EXERCISE TASK — Copy out the items below word for word, from the line with "Mobile UI element" to the line with "- staticText: HD: [268, 25, 289, 44]", both ends included.
* start *
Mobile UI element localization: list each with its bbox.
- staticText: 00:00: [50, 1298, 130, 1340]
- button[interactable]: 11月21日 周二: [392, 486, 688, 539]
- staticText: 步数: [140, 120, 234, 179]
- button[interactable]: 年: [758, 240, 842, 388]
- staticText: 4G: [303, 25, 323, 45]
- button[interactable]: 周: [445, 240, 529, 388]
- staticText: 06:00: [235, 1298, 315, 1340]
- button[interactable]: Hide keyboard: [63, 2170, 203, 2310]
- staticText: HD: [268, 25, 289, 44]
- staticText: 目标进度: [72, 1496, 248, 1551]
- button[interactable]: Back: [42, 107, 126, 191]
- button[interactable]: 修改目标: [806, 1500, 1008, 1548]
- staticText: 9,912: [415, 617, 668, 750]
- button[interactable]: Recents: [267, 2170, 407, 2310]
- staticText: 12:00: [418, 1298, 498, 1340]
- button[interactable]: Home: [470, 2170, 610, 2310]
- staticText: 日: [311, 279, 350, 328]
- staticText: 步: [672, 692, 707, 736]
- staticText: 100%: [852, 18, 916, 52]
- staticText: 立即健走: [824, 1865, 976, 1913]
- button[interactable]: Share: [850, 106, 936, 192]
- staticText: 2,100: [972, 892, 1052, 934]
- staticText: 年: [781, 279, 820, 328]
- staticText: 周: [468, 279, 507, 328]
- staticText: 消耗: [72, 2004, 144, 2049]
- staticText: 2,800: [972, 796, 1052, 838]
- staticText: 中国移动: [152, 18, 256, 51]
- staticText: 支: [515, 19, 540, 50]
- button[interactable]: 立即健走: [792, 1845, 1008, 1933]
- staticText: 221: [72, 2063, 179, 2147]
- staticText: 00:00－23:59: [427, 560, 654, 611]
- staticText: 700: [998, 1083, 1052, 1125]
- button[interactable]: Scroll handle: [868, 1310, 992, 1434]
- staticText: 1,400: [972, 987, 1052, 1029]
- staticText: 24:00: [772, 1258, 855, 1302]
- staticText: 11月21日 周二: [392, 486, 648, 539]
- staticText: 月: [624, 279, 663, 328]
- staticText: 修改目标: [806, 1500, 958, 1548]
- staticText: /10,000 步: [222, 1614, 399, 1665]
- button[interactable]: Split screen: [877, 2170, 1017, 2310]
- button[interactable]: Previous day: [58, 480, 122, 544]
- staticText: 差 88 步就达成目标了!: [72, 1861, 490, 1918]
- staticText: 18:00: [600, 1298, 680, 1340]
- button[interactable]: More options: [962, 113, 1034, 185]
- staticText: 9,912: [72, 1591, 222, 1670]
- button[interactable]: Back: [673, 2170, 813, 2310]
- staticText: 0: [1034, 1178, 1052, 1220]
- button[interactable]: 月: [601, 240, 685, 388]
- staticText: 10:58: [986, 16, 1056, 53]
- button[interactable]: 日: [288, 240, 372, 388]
* end *
* start *
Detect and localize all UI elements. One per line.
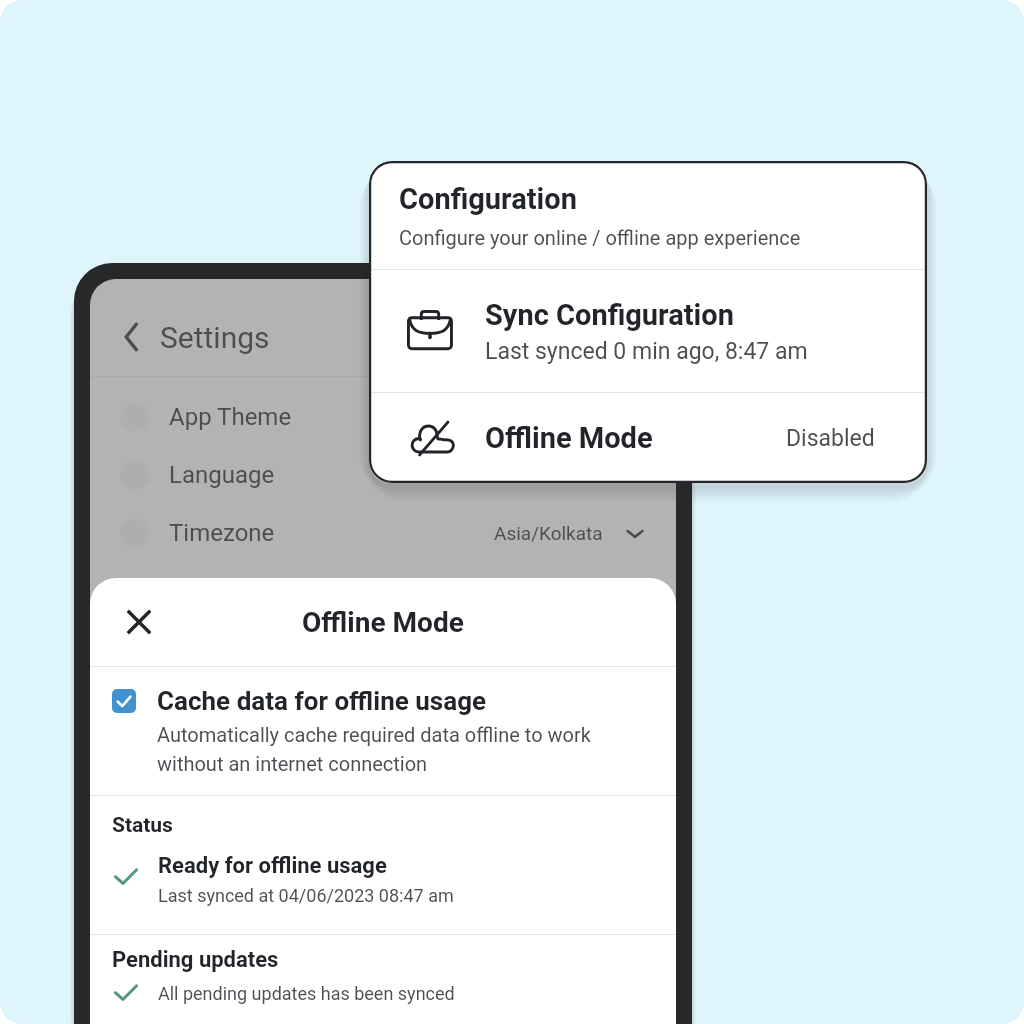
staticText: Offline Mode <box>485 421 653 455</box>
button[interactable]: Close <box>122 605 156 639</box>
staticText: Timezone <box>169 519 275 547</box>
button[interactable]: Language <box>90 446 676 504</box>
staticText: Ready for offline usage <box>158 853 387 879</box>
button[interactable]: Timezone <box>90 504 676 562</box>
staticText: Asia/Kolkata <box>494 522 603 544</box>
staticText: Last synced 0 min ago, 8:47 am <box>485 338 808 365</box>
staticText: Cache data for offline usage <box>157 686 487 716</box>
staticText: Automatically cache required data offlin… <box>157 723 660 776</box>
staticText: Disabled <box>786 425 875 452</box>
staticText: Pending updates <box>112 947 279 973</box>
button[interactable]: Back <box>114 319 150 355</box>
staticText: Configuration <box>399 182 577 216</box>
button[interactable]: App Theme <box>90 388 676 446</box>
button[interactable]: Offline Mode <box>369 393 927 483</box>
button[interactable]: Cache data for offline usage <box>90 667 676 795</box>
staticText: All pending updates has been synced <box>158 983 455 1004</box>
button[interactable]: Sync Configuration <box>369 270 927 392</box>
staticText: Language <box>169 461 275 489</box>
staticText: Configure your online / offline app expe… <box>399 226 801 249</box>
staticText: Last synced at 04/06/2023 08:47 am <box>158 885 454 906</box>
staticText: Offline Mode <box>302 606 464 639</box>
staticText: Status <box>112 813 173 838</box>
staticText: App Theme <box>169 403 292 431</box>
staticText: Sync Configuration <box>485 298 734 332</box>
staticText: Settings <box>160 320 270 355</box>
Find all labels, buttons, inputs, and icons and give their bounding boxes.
* end *
* start *
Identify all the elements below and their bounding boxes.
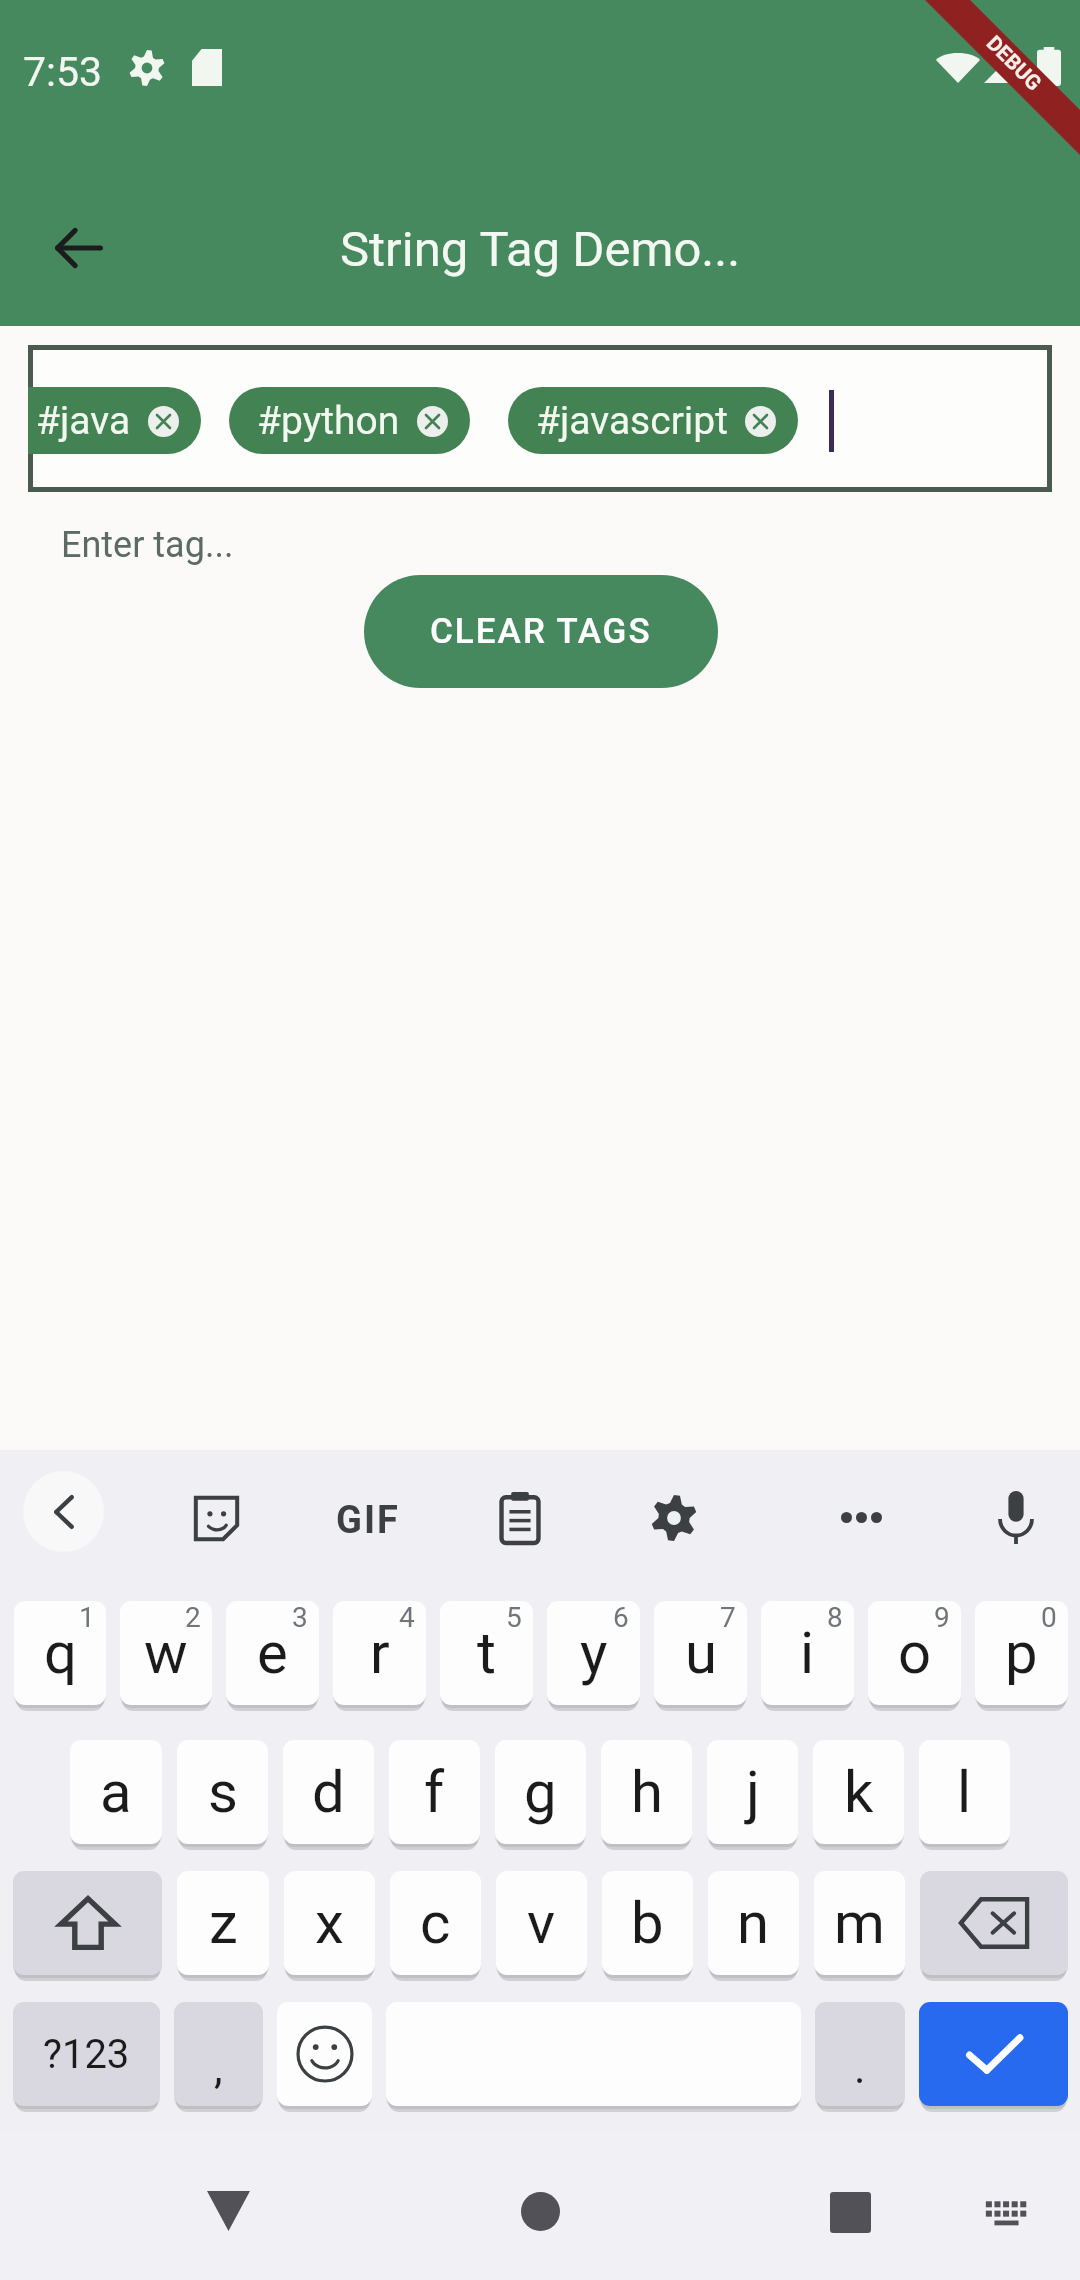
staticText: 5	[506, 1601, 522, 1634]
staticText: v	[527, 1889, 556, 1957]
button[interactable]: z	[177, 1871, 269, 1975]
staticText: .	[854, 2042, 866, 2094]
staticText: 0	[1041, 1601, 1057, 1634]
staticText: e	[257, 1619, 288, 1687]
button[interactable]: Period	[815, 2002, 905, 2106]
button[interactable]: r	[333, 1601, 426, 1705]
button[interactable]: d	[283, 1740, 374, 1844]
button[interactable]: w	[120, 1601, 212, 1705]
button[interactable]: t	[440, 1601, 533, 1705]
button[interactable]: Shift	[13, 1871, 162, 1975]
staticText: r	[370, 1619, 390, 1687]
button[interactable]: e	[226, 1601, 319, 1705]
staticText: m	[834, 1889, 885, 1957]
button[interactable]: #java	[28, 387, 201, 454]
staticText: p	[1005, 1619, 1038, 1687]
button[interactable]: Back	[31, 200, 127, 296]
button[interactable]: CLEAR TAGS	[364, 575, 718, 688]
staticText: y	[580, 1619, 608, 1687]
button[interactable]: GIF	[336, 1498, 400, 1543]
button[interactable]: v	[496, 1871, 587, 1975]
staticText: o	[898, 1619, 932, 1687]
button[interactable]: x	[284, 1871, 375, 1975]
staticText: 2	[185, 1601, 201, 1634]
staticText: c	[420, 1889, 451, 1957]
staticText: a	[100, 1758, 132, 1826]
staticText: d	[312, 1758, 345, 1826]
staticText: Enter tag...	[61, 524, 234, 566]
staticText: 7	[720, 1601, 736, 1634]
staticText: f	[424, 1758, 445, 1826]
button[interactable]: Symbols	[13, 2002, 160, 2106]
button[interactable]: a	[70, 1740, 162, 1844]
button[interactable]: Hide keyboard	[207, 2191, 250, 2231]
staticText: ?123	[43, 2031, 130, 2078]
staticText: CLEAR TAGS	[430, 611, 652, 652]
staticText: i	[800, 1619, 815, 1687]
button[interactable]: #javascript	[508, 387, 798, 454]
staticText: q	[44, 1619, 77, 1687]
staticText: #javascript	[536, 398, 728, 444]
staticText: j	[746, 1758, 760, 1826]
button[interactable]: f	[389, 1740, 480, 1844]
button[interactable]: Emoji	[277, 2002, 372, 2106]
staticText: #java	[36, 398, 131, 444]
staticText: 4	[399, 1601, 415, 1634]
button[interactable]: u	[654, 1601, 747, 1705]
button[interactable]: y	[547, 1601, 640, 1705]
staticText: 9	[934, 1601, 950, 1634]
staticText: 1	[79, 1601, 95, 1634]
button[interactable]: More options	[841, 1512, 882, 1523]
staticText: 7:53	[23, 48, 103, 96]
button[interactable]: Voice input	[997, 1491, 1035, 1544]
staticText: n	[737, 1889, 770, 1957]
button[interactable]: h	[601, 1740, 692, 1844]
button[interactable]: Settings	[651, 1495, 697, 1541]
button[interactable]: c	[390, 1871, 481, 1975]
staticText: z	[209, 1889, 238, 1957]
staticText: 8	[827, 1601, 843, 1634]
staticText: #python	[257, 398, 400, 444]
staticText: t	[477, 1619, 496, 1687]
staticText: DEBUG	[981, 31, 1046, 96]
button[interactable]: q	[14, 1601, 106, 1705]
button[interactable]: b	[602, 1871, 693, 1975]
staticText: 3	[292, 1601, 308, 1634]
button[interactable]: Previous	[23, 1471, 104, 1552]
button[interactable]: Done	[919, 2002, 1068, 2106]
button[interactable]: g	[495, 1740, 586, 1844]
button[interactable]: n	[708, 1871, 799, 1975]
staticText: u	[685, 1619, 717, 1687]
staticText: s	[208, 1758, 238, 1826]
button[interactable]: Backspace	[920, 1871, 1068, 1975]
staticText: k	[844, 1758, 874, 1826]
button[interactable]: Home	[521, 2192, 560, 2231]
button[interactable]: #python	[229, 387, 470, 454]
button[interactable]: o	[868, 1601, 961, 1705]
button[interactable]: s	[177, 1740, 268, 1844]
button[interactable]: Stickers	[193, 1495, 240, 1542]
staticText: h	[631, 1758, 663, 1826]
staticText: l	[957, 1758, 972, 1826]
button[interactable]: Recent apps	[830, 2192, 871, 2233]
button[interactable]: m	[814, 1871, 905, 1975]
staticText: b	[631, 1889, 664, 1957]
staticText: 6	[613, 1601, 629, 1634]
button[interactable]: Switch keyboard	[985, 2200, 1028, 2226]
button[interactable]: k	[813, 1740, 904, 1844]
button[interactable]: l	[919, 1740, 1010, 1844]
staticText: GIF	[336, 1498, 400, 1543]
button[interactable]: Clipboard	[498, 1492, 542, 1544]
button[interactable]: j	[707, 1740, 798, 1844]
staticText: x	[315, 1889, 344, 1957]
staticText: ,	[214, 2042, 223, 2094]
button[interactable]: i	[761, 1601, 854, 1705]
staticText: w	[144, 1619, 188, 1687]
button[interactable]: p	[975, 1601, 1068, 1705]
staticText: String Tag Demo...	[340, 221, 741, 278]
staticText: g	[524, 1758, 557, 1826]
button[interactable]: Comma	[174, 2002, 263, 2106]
* end *
FULL RESPONSE —
Mobile UI element localization: list each with its bbox.
- staticText: 00:00: [50, 1298, 130, 1340]
- button[interactable]: 11月21日 周二: [392, 486, 688, 539]
- staticText: 步数: [140, 120, 234, 179]
- button[interactable]: 年: [758, 240, 842, 388]
- staticText: 4G: [303, 25, 323, 45]
- button[interactable]: 周: [445, 240, 529, 388]
- staticText: 06:00: [235, 1298, 315, 1340]
- button[interactable]: Hide keyboard: [63, 2170, 203, 2310]
- staticText: HD: [268, 25, 289, 44]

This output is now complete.